_The task:_
Locate each line holding the string "学习成本" and copy it.

_Record set:_
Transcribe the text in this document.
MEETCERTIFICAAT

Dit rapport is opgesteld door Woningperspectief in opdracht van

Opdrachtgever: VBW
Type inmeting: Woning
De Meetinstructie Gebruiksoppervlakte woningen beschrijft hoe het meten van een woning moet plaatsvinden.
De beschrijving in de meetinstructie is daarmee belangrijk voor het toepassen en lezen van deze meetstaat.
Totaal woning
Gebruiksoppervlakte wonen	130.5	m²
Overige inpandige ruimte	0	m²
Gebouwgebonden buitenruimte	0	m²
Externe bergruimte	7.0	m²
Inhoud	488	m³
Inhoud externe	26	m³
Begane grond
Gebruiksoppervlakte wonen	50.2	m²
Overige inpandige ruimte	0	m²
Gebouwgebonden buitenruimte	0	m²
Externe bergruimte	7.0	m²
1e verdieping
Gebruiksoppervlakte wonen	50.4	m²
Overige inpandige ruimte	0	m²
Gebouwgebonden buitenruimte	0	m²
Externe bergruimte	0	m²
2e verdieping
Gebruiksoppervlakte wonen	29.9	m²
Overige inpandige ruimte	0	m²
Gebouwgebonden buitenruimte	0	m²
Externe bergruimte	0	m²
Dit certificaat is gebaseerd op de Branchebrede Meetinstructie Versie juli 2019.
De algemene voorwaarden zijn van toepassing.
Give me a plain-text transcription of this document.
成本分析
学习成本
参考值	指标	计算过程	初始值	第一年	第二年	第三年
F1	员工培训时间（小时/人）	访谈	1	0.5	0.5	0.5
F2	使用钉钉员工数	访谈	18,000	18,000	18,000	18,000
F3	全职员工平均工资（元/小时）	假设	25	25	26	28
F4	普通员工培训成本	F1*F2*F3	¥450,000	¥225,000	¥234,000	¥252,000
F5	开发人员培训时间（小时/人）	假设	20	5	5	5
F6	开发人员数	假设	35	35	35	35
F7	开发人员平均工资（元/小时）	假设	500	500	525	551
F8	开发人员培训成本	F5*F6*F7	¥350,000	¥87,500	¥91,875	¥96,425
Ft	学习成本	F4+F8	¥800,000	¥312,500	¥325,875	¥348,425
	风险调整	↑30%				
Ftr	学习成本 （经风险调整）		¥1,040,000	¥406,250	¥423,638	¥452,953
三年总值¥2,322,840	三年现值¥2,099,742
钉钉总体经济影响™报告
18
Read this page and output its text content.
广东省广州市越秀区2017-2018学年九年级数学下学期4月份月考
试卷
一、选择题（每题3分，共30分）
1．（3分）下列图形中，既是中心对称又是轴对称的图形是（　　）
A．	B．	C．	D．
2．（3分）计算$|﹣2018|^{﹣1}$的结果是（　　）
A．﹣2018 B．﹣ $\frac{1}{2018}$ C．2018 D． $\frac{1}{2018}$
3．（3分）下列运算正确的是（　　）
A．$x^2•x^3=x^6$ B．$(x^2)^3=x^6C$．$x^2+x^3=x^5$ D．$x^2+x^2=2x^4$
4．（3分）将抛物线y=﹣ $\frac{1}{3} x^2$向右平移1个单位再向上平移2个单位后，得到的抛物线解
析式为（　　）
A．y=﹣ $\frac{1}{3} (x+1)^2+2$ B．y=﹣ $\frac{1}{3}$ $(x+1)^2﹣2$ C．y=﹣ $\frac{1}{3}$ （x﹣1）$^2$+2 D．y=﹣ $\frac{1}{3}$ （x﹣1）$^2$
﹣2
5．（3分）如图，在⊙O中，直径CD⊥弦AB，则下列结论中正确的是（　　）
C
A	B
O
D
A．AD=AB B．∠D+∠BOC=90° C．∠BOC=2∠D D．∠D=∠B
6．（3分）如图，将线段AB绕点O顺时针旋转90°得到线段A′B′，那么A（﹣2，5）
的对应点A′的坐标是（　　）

_Answer for the task:_
学习成本
Ft	学习成本	F4+F8	¥800,000	¥312,500	¥325,875	¥348,425
Ftr	学习成本 （经风险调整）		¥1,040,000	¥406,250	¥423,638	¥452,953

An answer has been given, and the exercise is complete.